Collected data
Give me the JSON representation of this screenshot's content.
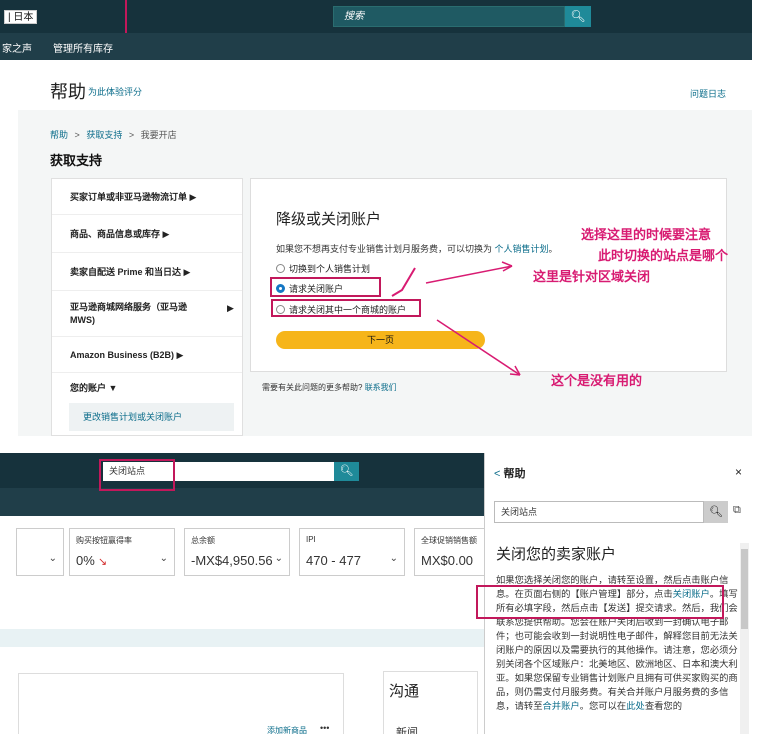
{
  "top": {
    "lang": "| 日本",
    "search_placeholder": "搜索",
    "nav2": [
      "家之声",
      "管理所有库存"
    ],
    "help_title": "帮助",
    "rate_link": "为此体验评分",
    "issue_log": "问题日志",
    "breadcrumb": [
      "帮助",
      ">",
      "获取支持",
      ">",
      "我要开店"
    ],
    "get_support": "获取支持",
    "left_nav": [
      "买家订单或非亚马逊物流订单  ▶",
      "商品、商品信息或库存  ▶",
      "卖家自配送 Prime 和当日达  ▶",
      "亚马逊商城网络服务（亚马逊",
      "MWS)",
      "Amazon Business (B2B)  ▶",
      "您的账户  ▼"
    ],
    "left_nav_arrow": "▶",
    "left_nav_sub": "更改销售计划或关闭账户",
    "card": {
      "title": "降级或关闭账户",
      "desc": "如果您不想再支付专业销售计划月服务费，可以切换为",
      "desc_link": "个人销售计划",
      "desc_end": "。",
      "options": [
        "切换到个人销售计划",
        "请求关闭账户",
        "请求关闭其中一个商城的账户"
      ],
      "next_button": "下一页"
    },
    "more_help": "需要有关此问题的更多帮助?",
    "contact": "联系我们",
    "annotations": {
      "note1_line1": "选择这里的时候要注意",
      "note1_line2": "此时切换的站点是哪个",
      "note2": "这里是针对区域关闭",
      "note3": "这个是没有用的"
    }
  },
  "bottom": {
    "search_value": "关闭站点",
    "metrics": [
      {
        "label": "",
        "value": ""
      },
      {
        "label": "购买按钮赢得率",
        "value": "0%"
      },
      {
        "label": "总余额",
        "value": "-MX$4,950.56"
      },
      {
        "label": "IPI",
        "value": "470 - 477"
      },
      {
        "label": "全球促销销售额",
        "value": "MX$0.00"
      }
    ],
    "add_product": "添加新商品",
    "more_dots": "•••",
    "comm_title": "沟通",
    "comm_news": "新闻",
    "help_panel": {
      "back": "<",
      "title": "帮助",
      "close": "×",
      "search_value": "关闭站点",
      "article_title": "关闭您的卖家账户",
      "body_1": "如果您选择关闭您的账户，请转至设置，然后点击账户信息。在页面右侧的【账户管理】部分，点击",
      "body_link1": "关闭账户",
      "body_2": "。填写所有必填字段，然后点击【发送】提交请求。然后，我们会联系您提供帮助。您会在账户关闭后收到一封确认电子邮件；也可能会收到一封说明性电子邮件，解释您目前无法关闭账户的原因以及需要执行的其他操作。请注意，您必须分别关闭各个区域账户：北美地区、欧洲地区、日本和澳大利亚。如果您保留专业销售计划账户且拥有可供买家购买的商品，则仍需支付月服务费。有关合并账户月服务费的多信息，请转至",
      "body_link2": "合并账户",
      "body_3": "。您可以在",
      "body_link3": "此处",
      "body_4": "查看您的"
    }
  },
  "colors": {
    "accent": "#d81b72",
    "dark_header": "#16323c",
    "button": "#f6b51a",
    "link": "#0a6c8a"
  }
}
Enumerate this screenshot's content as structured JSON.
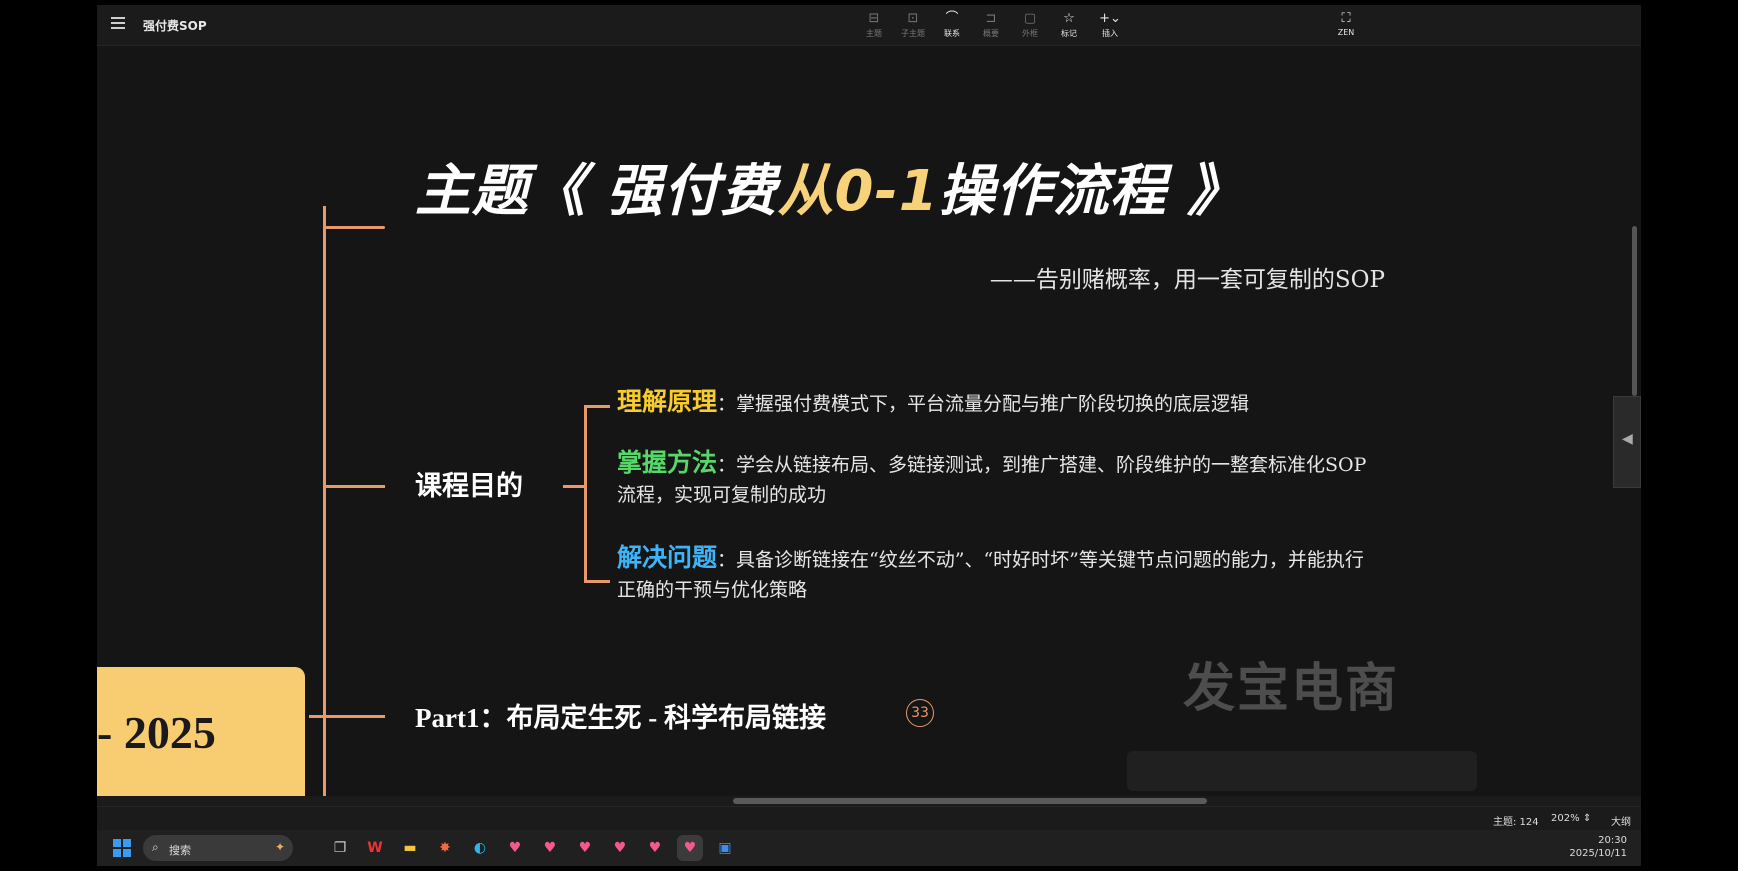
{
  "app": {
    "doc_title": "强付费SOP"
  },
  "toolbar": {
    "items": [
      {
        "name": "topic",
        "label": "主题",
        "icon": "⊟"
      },
      {
        "name": "subtopic",
        "label": "子主题",
        "icon": "⊡"
      },
      {
        "name": "relation",
        "label": "联系",
        "icon": "⌒"
      },
      {
        "name": "summary",
        "label": "概要",
        "icon": "⊐"
      },
      {
        "name": "boundary",
        "label": "外框",
        "icon": "▢"
      },
      {
        "name": "marker",
        "label": "标记",
        "icon": "☆"
      },
      {
        "name": "insert",
        "label": "插入",
        "icon": "+⌄"
      },
      {
        "name": "zen",
        "label": "ZEN",
        "icon": "⛶"
      }
    ]
  },
  "mindmap": {
    "title_prefix": "主题《 强付费",
    "title_highlight": "从0-1",
    "title_suffix": "操作流程 》",
    "subtitle": "——告别赌概率，用一套可复制的SOP",
    "goal_node": "课程目的",
    "goals": [
      {
        "key": "理解原理",
        "text": "：掌握强付费模式下，平台流量分配与推广阶段切换的底层逻辑"
      },
      {
        "key": "掌握方法",
        "text": "：学会从链接布局、多链接测试，到推广搭建、阶段维护的一整套标准化SOP流程，实现可复制的成功"
      },
      {
        "key": "解决问题",
        "text": "：具备诊断链接在“纹丝不动”、“时好时坏”等关键节点问题的能力，并能执行正确的干预与优化策略"
      }
    ],
    "part1": "Part1：布局定生死 - 科学布局链接",
    "part1_badge": "33",
    "year_label": "- 2025",
    "watermark": "发宝电商",
    "accent_color": "#e7996a"
  },
  "status_bar": {
    "topic_count": "主题: 124",
    "zoom": "202%",
    "outline": "大纲"
  },
  "taskbar": {
    "search_placeholder": "搜索",
    "time": "20:30",
    "date": "2025/10/11"
  }
}
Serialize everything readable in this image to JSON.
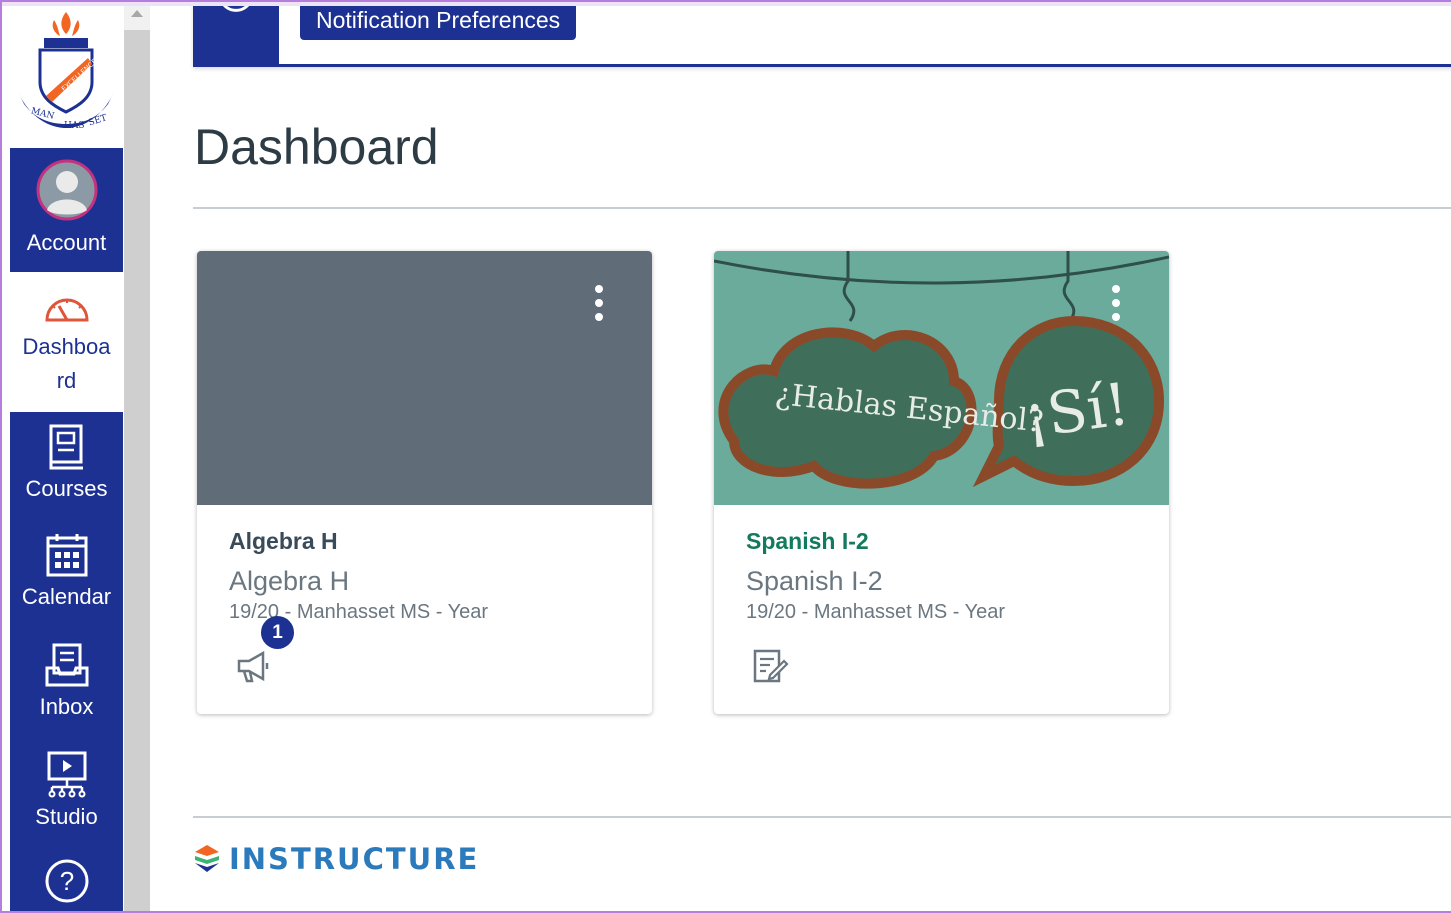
{
  "nav": {
    "items": [
      {
        "label": "Account",
        "icon": "avatar-icon"
      },
      {
        "label": "Dashboard",
        "label_line1": "Dashboa",
        "label_line2": "rd",
        "icon": "dashboard-icon"
      },
      {
        "label": "Courses",
        "icon": "courses-icon"
      },
      {
        "label": "Calendar",
        "icon": "calendar-icon"
      },
      {
        "label": "Inbox",
        "icon": "inbox-icon"
      },
      {
        "label": "Studio",
        "icon": "studio-icon"
      }
    ],
    "help_icon": "help-icon",
    "logo_text": "MANHASSET",
    "logo_banner": "EXCELLENCE"
  },
  "banner": {
    "button_label": "Notification Preferences"
  },
  "page": {
    "title": "Dashboard"
  },
  "cards": [
    {
      "short_name": "Algebra H",
      "long_name": "Algebra H",
      "term": "19/20 - Manhasset MS - Year",
      "hero_color": "#616c79",
      "badge": "1",
      "action_icon": "announcement-icon"
    },
    {
      "short_name": "Spanish I-2",
      "long_name": "Spanish I-2",
      "term": "19/20 - Manhasset MS - Year",
      "hero_color": "#6aab9c",
      "hero_text_left": "¿Hablas Español?",
      "hero_text_right": "¡Sí!",
      "short_name_color": "#127a5e",
      "action_icon": "assignment-icon"
    }
  ],
  "footer": {
    "brand": "INSTRUCTURE"
  }
}
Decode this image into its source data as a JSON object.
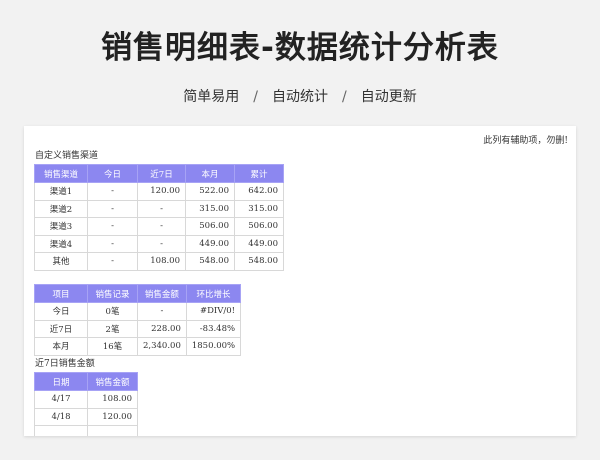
{
  "title": "销售明细表-数据统计分析表",
  "subtitle": {
    "items": [
      "简单易用",
      "自动统计",
      "自动更新"
    ],
    "separator": "/"
  },
  "sheet": {
    "note": "此列有辅助项，勿删!",
    "channel_table": {
      "label": "自定义销售渠道",
      "headers": [
        "销售渠道",
        "今日",
        "近7日",
        "本月",
        "累计"
      ],
      "rows": [
        [
          "渠道1",
          "-",
          "120.00",
          "522.00",
          "642.00"
        ],
        [
          "渠道2",
          "-",
          "-",
          "315.00",
          "315.00"
        ],
        [
          "渠道3",
          "-",
          "-",
          "506.00",
          "506.00"
        ],
        [
          "渠道4",
          "-",
          "-",
          "449.00",
          "449.00"
        ],
        [
          "其他",
          "-",
          "108.00",
          "548.00",
          "548.00"
        ]
      ]
    },
    "summary_table": {
      "headers": [
        "项目",
        "销售记录",
        "销售金额",
        "环比增长"
      ],
      "rows": [
        [
          "今日",
          "0笔",
          "-",
          "#DIV/0!"
        ],
        [
          "近7日",
          "2笔",
          "228.00",
          "-83.48%"
        ],
        [
          "本月",
          "16笔",
          "2,340.00",
          "1850.00%"
        ]
      ]
    },
    "daily_table": {
      "label": "近7日销售金额",
      "headers": [
        "日期",
        "销售金额"
      ],
      "rows": [
        [
          "4/17",
          "108.00"
        ],
        [
          "4/18",
          "120.00"
        ],
        [
          "",
          ""
        ]
      ]
    }
  },
  "colors": {
    "header_bg": "#8c87f0",
    "page_bg": "#f2f2f2"
  }
}
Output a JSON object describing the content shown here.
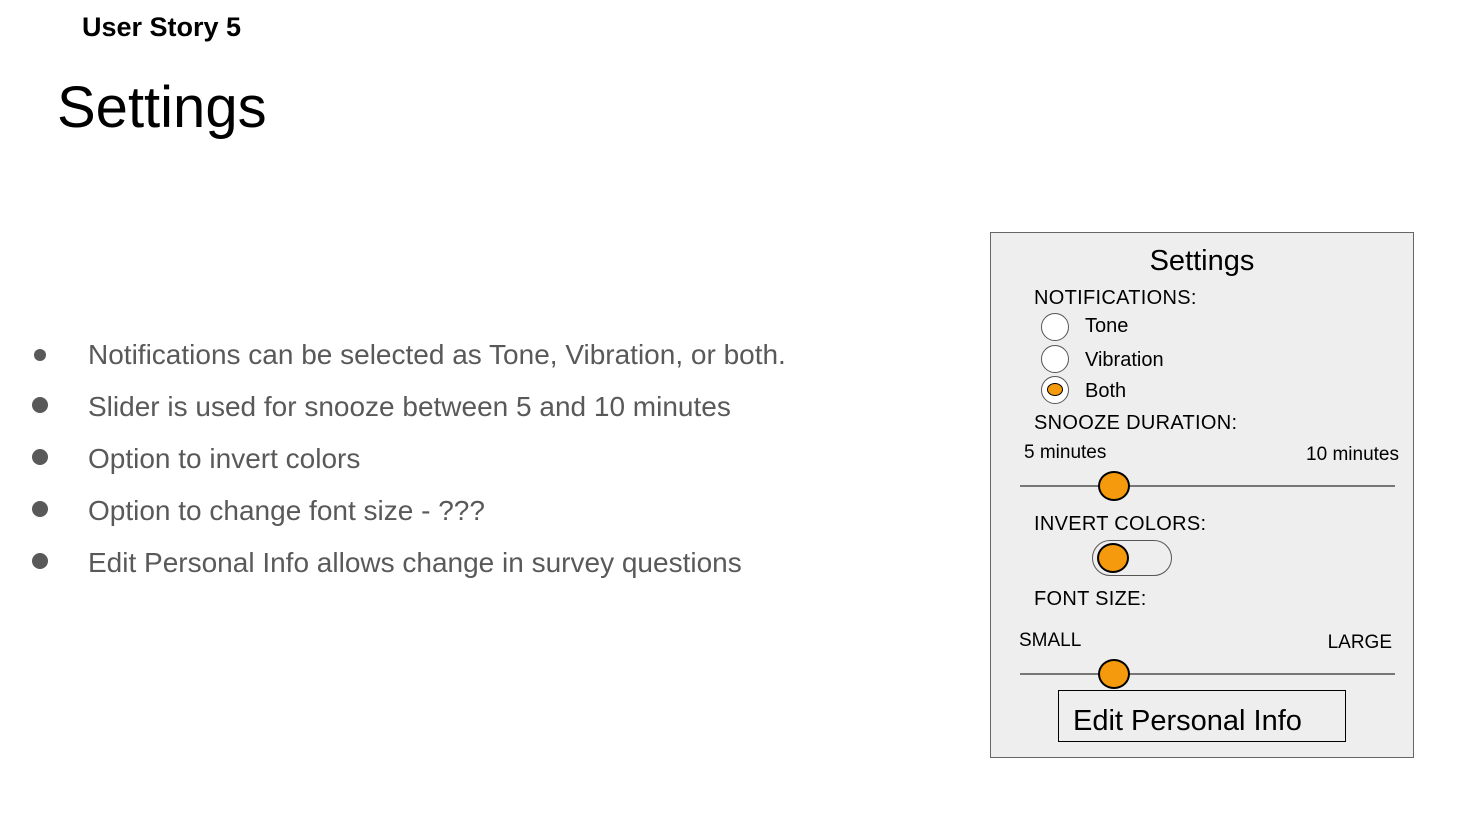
{
  "header": {
    "story_label": "User Story 5",
    "title": "Settings"
  },
  "bullets": [
    "Notifications can be selected as Tone, Vibration, or both.",
    "Slider is used for snooze between 5 and 10 minutes",
    "Option to invert colors",
    "Option to change font size - ???",
    "Edit Personal Info allows change in survey questions"
  ],
  "mockup": {
    "title": "Settings",
    "notifications": {
      "label": "NOTIFICATIONS:",
      "options": [
        "Tone",
        "Vibration",
        "Both"
      ],
      "selected": "Both"
    },
    "snooze": {
      "label": "SNOOZE DURATION:",
      "min_label": "5 minutes",
      "max_label": "10 minutes",
      "value_fraction": 0.25
    },
    "invert": {
      "label": "INVERT COLORS:"
    },
    "font_size": {
      "label": "FONT SIZE:",
      "min_label": "SMALL",
      "max_label": "LARGE",
      "value_fraction": 0.25
    },
    "edit_button": "Edit Personal Info"
  },
  "colors": {
    "accent": "#f59a0c",
    "panel_bg": "#eeeeee",
    "bullet_text": "#595959"
  }
}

**Goal**
Copy every line of the records above that holds the word "image".

**Reply**
Serialize everything readable in this image to JSON.
Decode this image into its source data as a JSON object.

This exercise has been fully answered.